Please retype the entries below, from the line with "menu-favorites[interactable]: Favorites [105, 17, 166, 37]" to the line with "minimize-button[interactable]: – [1260, 0, 1286, 14]", including both of those lines and no others.

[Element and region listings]
+++

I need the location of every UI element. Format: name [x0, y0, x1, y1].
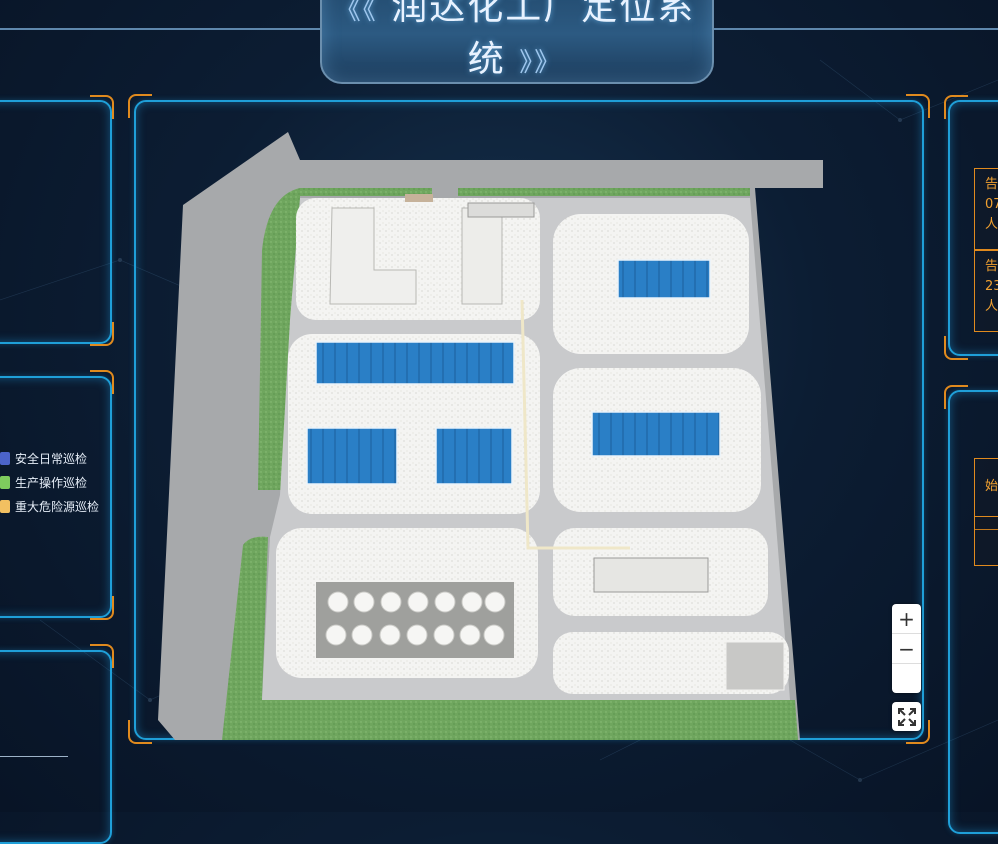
zoom-in-button[interactable]: + [892, 604, 921, 634]
roof-east [591, 411, 721, 457]
zoom-out-button[interactable]: − [892, 634, 921, 664]
gate-sign [405, 194, 433, 202]
right-panel-bottom-corner [944, 385, 968, 409]
roof-warehouse-long [315, 341, 515, 385]
alert-title: 告 [985, 259, 998, 274]
compass-button[interactable] [892, 664, 921, 693]
alert-card[interactable]: 告 07 人 [974, 168, 998, 250]
compass-icon [901, 673, 912, 684]
right-panel-top-corner [944, 336, 968, 360]
fullscreen-button[interactable] [892, 702, 921, 731]
lab-building [593, 557, 709, 593]
storage-shed [725, 641, 785, 691]
alert-card[interactable]: 告 23 人 [974, 250, 998, 332]
factory-map[interactable] [0, 0, 998, 812]
alert-time: 07 [985, 197, 998, 212]
grass-top-right [458, 188, 750, 196]
roof-warehouse-se [435, 427, 513, 485]
roof-warehouse-sw [306, 427, 398, 485]
alert-person: 人 [985, 299, 998, 314]
office-building-r [461, 207, 503, 305]
status-card[interactable] [974, 516, 998, 566]
right-panel-top-corner [944, 95, 968, 119]
alert-person: 人 [985, 217, 998, 232]
alert-title: 告 [985, 177, 998, 192]
roof-ne [617, 259, 711, 299]
status-label: 始 [985, 479, 998, 494]
right-panel-bottom [948, 390, 998, 834]
map-zoom-controls: + − [892, 604, 921, 693]
gate-house [467, 202, 535, 218]
fullscreen-icon [897, 707, 916, 726]
alert-time: 23 [985, 279, 998, 294]
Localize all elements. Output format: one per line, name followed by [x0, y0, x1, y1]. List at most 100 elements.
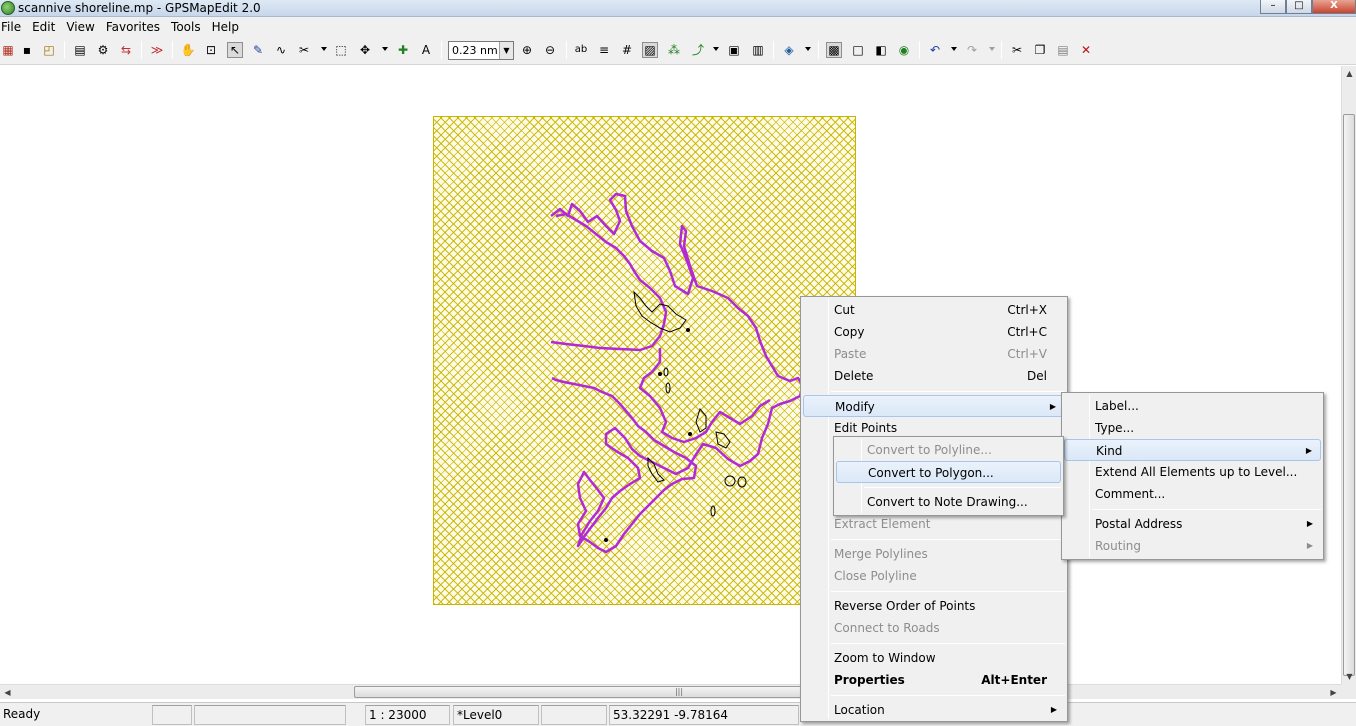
menu-favorites[interactable]: Favorites [105, 17, 166, 37]
menu-view[interactable]: View [65, 17, 100, 37]
kind-submenu: Convert to Polyline... Convert to Polygo… [833, 436, 1064, 516]
label-icon[interactable]: A [418, 42, 434, 58]
select-icon[interactable]: ↖ [227, 42, 243, 58]
undo-dropdown-icon[interactable] [951, 47, 957, 51]
paste-icon[interactable]: ▤ [1055, 42, 1071, 58]
menu-item-routing[interactable]: Routing ▶ [1064, 535, 1321, 557]
minimize-button[interactable]: – [1260, 0, 1286, 14]
scroll-right-icon[interactable]: ▶ [1326, 685, 1341, 700]
trim-dropdown-icon[interactable] [321, 47, 327, 51]
new-map-icon[interactable]: ▦ [0, 42, 16, 58]
menu-item-convert-to-polyline[interactable]: Convert to Polyline... [836, 439, 1061, 461]
menu-file[interactable]: File [0, 17, 27, 37]
buildings-icon[interactable]: ▥ [750, 42, 766, 58]
move-icon[interactable]: ✥ [357, 42, 373, 58]
menu-item-comment[interactable]: Comment... [1064, 483, 1321, 505]
island-outline [715, 431, 731, 449]
show-labels-icon[interactable]: ab [573, 42, 589, 58]
move-dropdown-icon[interactable] [382, 47, 388, 51]
menu-item-reverse-order[interactable]: Reverse Order of Points [803, 595, 1065, 617]
scroll-down-icon[interactable]: ▼ [1342, 669, 1356, 684]
create-point-icon[interactable]: ✚ [395, 42, 411, 58]
scroll-up-icon[interactable]: ▲ [1342, 66, 1356, 81]
zoom-level-select[interactable]: 0.23 nm ▼ [448, 41, 514, 60]
menu-item-extract-element[interactable]: Extract Element [803, 513, 1065, 535]
menu-item-connect-to-roads[interactable]: Connect to Roads [803, 617, 1065, 639]
hand-pan-icon[interactable]: ✋ [180, 42, 196, 58]
menu-item-convert-to-note-drawing[interactable]: Convert to Note Drawing... [836, 491, 1061, 513]
status-bar: Ready 1 : 23000 *Level0 53.32291 -9.7816… [0, 702, 1356, 726]
menu-item-location[interactable]: Location ▶ [803, 699, 1065, 721]
vertical-scrollbar[interactable]: ▲ ▼ [1341, 66, 1356, 684]
cut-icon[interactable]: ✂ [1009, 42, 1025, 58]
menu-item-properties[interactable]: Properties Alt+Enter [803, 669, 1065, 691]
menu-item-convert-to-polygon[interactable]: Convert to Polygon... [836, 461, 1061, 483]
polyline-icon[interactable]: ∿ [273, 42, 289, 58]
zoom-in-icon[interactable]: ⊕ [519, 42, 535, 58]
settings-icon[interactable]: ⚙ [95, 42, 111, 58]
submenu-arrow-icon: ▶ [1306, 541, 1313, 550]
menu-item-kind[interactable]: Kind ▶ [1064, 439, 1321, 461]
open-icon[interactable]: ◰ [41, 42, 57, 58]
show-grid-icon[interactable]: # [619, 42, 635, 58]
status-level: *Level0 [453, 705, 539, 725]
menu-item-type[interactable]: Type... [1064, 417, 1321, 439]
menu-item-delete[interactable]: Delete Del [803, 365, 1065, 387]
vertical-scroll-thumb[interactable] [1343, 114, 1355, 676]
show-ruler-icon[interactable]: ≡ [596, 42, 612, 58]
close-button[interactable]: X [1312, 0, 1356, 14]
route-icon[interactable]: ⤴ [690, 42, 706, 58]
gps-icon[interactable]: ◉ [896, 42, 912, 58]
menu-item-merge-polylines[interactable]: Merge Polylines [803, 543, 1065, 565]
menu-item-postal-address[interactable]: Postal Address ▶ [1064, 513, 1321, 535]
redo-dropdown-icon[interactable] [989, 47, 995, 51]
select-rect-icon[interactable]: ⬚ [333, 42, 349, 58]
scroll-left-icon[interactable]: ◀ [0, 685, 15, 700]
map-canvas[interactable] [0, 66, 1341, 684]
save-icon[interactable]: ▪ [19, 42, 35, 58]
zoom-out-icon[interactable]: ⊖ [542, 42, 558, 58]
menu-item-modify[interactable]: Modify ▶ [803, 395, 1065, 417]
title-bar: scannive shoreline.mp - GPSMapEdit 2.0 –… [0, 0, 1356, 17]
pattern-fill-icon[interactable]: ▩ [826, 42, 842, 58]
menu-item-paste[interactable]: Paste Ctrl+V [803, 343, 1065, 365]
submenu-arrow-icon: ▶ [1305, 446, 1312, 455]
menu-edit[interactable]: Edit [31, 17, 61, 37]
island-ellipse [724, 475, 736, 487]
delete-icon[interactable]: ✕ [1078, 42, 1094, 58]
menu-item-close-polyline[interactable]: Close Polyline [803, 565, 1065, 587]
transfer-icon[interactable]: ⇆ [118, 42, 134, 58]
map-properties-icon[interactable]: ▤ [72, 42, 88, 58]
status-pane-empty [152, 705, 192, 725]
menu-tools[interactable]: Tools [170, 17, 207, 37]
menu-item-extend-all[interactable]: Extend All Elements up to Level... [1064, 461, 1321, 483]
route-dropdown-icon[interactable] [713, 47, 719, 51]
menu-help[interactable]: Help [211, 17, 245, 37]
point-marker [604, 538, 608, 542]
layer-dropdown-icon[interactable] [805, 47, 811, 51]
trim-icon[interactable]: ✂ [296, 42, 312, 58]
menu-item-cut[interactable]: Cut Ctrl+X [803, 299, 1065, 321]
menu-item-zoom-to-window[interactable]: Zoom to Window [803, 647, 1065, 669]
properties-icon[interactable]: ▣ [726, 42, 742, 58]
track-icon[interactable]: ≫ [149, 42, 165, 58]
show-background-icon[interactable]: ◧ [873, 42, 889, 58]
maximize-button[interactable]: □ [1286, 0, 1312, 14]
submenu-arrow-icon: ▶ [1306, 519, 1313, 528]
edit-node-icon[interactable]: ✎ [250, 42, 266, 58]
show-polygons-icon[interactable]: ▨ [642, 42, 658, 58]
show-points-icon[interactable]: ⁂ [666, 42, 682, 58]
map-layer-icon[interactable]: ◈ [781, 42, 797, 58]
transparent-icon[interactable]: □ [850, 42, 866, 58]
status-coordinates: 53.32291 -9.78164 [609, 705, 799, 725]
undo-icon[interactable]: ↶ [927, 42, 943, 58]
horizontal-scrollbar[interactable]: ◀ ||| ▶ [0, 684, 1341, 699]
chevron-down-icon[interactable]: ▼ [499, 42, 513, 59]
menu-item-label[interactable]: Label... [1064, 395, 1321, 417]
redo-icon[interactable]: ↷ [964, 42, 980, 58]
copy-icon[interactable]: ❐ [1032, 42, 1048, 58]
menu-item-copy[interactable]: Copy Ctrl+C [803, 321, 1065, 343]
island-ellipse [710, 505, 716, 517]
window-title: scannive shoreline.mp - GPSMapEdit 2.0 [18, 1, 261, 15]
zoom-rect-icon[interactable]: ⊡ [203, 42, 219, 58]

+++

**Result of this task:**
menu-favorites[interactable]: Favorites [105, 17, 166, 37]
menu-view[interactable]: View [65, 17, 100, 37]
kind-submenu: Convert to Polyline... Convert to Polygo… [833, 436, 1064, 516]
label-icon[interactable]: A [418, 42, 434, 58]
select-icon[interactable]: ↖ [227, 42, 243, 58]
undo-dropdown-icon[interactable] [951, 47, 957, 51]
paste-icon[interactable]: ▤ [1055, 42, 1071, 58]
menu-item-routing[interactable]: Routing ▶ [1064, 535, 1321, 557]
minimize-button[interactable]: – [1260, 0, 1286, 14]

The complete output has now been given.